(Dataset items)
-- begin --

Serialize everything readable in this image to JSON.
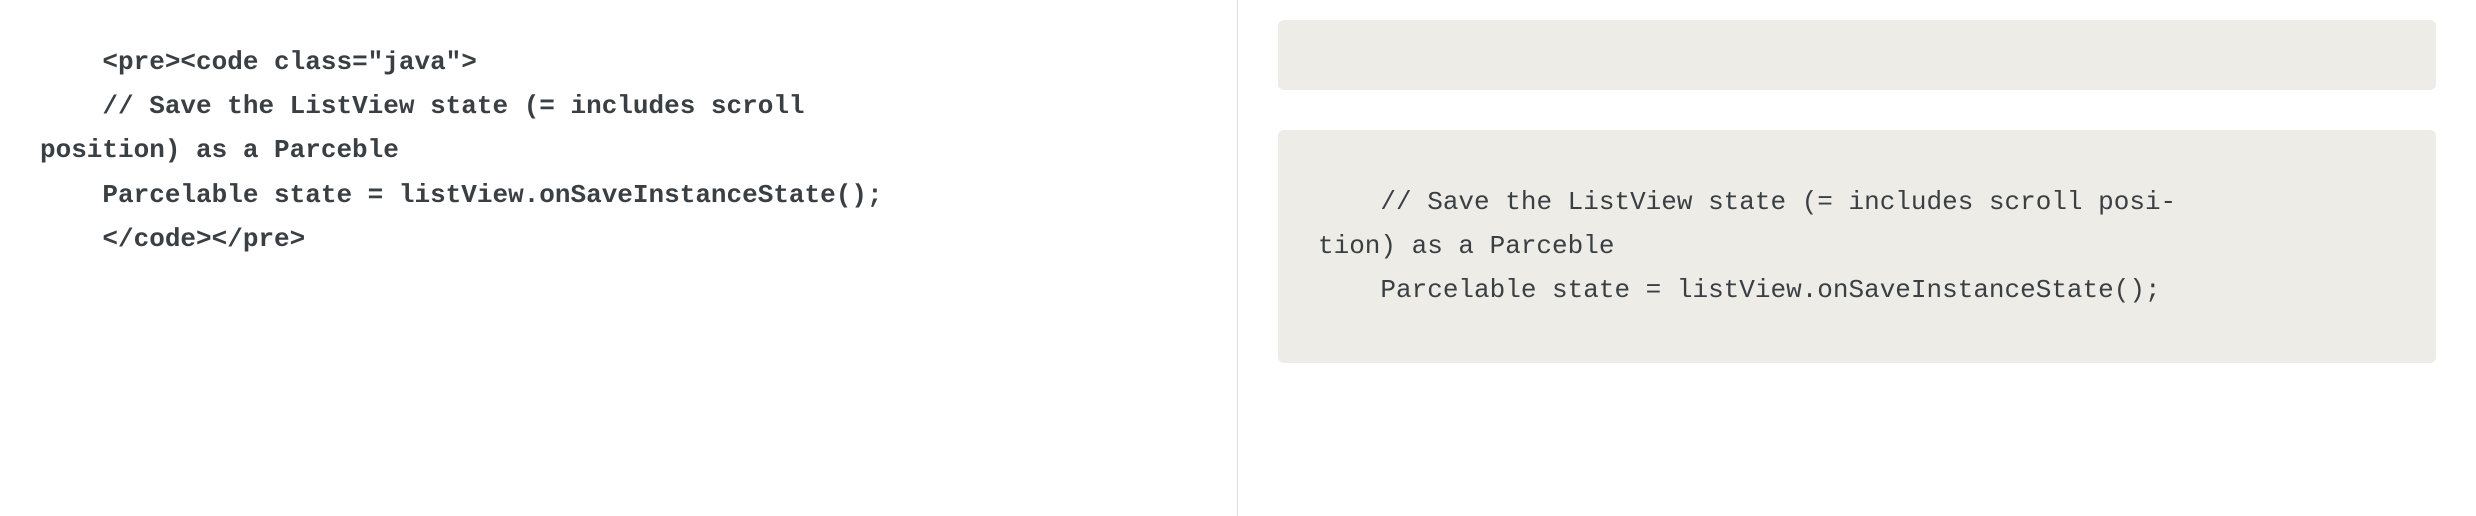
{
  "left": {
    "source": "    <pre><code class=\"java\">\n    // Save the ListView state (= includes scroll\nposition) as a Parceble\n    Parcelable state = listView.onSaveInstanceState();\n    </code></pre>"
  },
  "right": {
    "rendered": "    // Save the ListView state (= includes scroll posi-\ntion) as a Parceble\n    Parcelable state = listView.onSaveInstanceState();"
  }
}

-- end --

_JOB_: Repeat the listing verbatim. Skip the pictures.

_SOLUTION FOR THIS PROBLEM_:
Serialize everything readable in this image to JSON.
{
  "left": {
    "source": "    <pre><code class=\"java\">\n    // Save the ListView state (= includes scroll\nposition) as a Parceble\n    Parcelable state = listView.onSaveInstanceState();\n    </code></pre>"
  },
  "right": {
    "rendered": "    // Save the ListView state (= includes scroll posi-\ntion) as a Parceble\n    Parcelable state = listView.onSaveInstanceState();"
  }
}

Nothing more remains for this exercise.